• _What to produce_
The entire listing is to be repeated verbatim.

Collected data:
--- START ---

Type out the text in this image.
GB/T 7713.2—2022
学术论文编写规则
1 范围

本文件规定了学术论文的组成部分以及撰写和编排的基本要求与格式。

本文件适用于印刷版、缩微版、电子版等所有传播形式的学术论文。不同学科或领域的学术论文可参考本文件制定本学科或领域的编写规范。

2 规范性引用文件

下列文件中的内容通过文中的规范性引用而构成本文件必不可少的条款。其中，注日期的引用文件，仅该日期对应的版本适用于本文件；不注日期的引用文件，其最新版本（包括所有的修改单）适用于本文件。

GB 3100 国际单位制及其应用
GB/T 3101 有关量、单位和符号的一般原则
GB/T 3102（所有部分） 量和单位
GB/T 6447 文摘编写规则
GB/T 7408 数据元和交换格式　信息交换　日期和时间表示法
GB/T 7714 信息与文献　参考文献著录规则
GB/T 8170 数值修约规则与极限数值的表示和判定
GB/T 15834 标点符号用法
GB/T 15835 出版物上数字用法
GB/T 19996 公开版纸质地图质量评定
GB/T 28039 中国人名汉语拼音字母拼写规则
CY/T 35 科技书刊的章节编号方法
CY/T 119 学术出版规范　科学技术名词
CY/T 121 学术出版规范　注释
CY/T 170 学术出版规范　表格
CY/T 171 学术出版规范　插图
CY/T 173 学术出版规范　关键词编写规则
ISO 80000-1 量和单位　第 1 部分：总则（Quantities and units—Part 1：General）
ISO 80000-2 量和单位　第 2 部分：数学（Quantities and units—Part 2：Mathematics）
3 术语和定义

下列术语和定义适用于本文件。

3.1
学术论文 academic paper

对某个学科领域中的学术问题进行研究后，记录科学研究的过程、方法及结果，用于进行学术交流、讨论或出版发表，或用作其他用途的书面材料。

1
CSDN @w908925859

--- END ---

• _The completed task_
Type out the text in this image.
GB/T 7713.2—2022
学术论文编写规则
1 范围

本文件规定了学术论文的组成部分以及撰写和编排的基本要求与格式。

本文件适用于印刷版、缩微版、电子版等所有传播形式的学术论文。不同学科或领域的学术论文可参考本文件制定本学科或领域的编写规范。

2 规范性引用文件

下列文件中的内容通过文中的规范性引用而构成本文件必不可少的条款。其中，注日期的引用文件，仅该日期对应的版本适用于本文件；不注日期的引用文件，其最新版本（包括所有的修改单）适用于本文件。

GB 3100 国际单位制及其应用
GB/T 3101 有关量、单位和符号的一般原则
GB/T 3102（所有部分） 量和单位
GB/T 6447 文摘编写规则
GB/T 7408 数据元和交换格式　信息交换　日期和时间表示法
GB/T 7714 信息与文献　参考文献著录规则
GB/T 8170 数值修约规则与极限数值的表示和判定
GB/T 15834 标点符号用法
GB/T 15835 出版物上数字用法
GB/T 19996 公开版纸质地图质量评定
GB/T 28039 中国人名汉语拼音字母拼写规则
CY/T 35 科技书刊的章节编号方法
CY/T 119 学术出版规范　科学技术名词
CY/T 121 学术出版规范　注释
CY/T 170 学术出版规范　表格
CY/T 171 学术出版规范　插图
CY/T 173 学术出版规范　关键词编写规则
ISO 80000-1 量和单位　第 1 部分：总则（Quantities and units—Part 1：General）
ISO 80000-2 量和单位　第 2 部分：数学（Quantities and units—Part 2：Mathematics）
3 术语和定义

下列术语和定义适用于本文件。

3.1
学术论文 academic paper

对某个学科领域中的学术问题进行研究后，记录科学研究的过程、方法及结果，用于进行学术交流、讨论或出版发表，或用作其他用途的书面材料。

1
CSDN @w908925859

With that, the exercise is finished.